What is being asked: Copy out all the lines where "голубой" shows up.

[Stored data]
__________

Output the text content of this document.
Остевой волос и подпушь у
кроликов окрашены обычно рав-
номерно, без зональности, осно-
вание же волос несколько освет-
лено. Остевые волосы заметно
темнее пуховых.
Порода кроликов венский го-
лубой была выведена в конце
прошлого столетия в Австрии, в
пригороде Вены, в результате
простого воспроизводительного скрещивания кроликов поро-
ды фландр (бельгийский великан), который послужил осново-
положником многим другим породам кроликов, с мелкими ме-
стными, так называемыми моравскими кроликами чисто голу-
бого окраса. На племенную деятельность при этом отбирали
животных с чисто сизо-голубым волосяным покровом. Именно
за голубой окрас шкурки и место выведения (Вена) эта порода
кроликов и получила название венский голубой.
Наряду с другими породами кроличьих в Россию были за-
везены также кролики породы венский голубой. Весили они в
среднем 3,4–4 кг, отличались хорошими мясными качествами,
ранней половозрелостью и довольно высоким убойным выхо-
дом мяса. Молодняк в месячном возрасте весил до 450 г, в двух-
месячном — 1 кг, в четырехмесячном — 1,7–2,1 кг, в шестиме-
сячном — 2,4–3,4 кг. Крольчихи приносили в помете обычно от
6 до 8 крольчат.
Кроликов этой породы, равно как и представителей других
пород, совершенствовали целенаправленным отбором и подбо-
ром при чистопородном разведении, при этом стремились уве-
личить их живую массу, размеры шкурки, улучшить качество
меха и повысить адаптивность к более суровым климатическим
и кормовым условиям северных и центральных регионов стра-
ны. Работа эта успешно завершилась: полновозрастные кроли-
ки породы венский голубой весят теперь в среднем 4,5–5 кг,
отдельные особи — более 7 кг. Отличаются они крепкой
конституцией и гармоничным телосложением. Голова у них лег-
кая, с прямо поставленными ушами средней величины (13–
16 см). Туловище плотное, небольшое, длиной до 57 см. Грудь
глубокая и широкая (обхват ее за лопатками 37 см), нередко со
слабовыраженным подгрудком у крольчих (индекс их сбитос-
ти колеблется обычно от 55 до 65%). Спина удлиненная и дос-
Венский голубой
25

__________

Solution for this problem:
за голубой окрас шкурки и место выведения (Вена) эта порода
кроликов и получила название венский голубой.
везены также кролики породы венский голубой. Весили они в
ки породы венский голубой весят теперь в среднем 4,5–5 кг,
Венский голубой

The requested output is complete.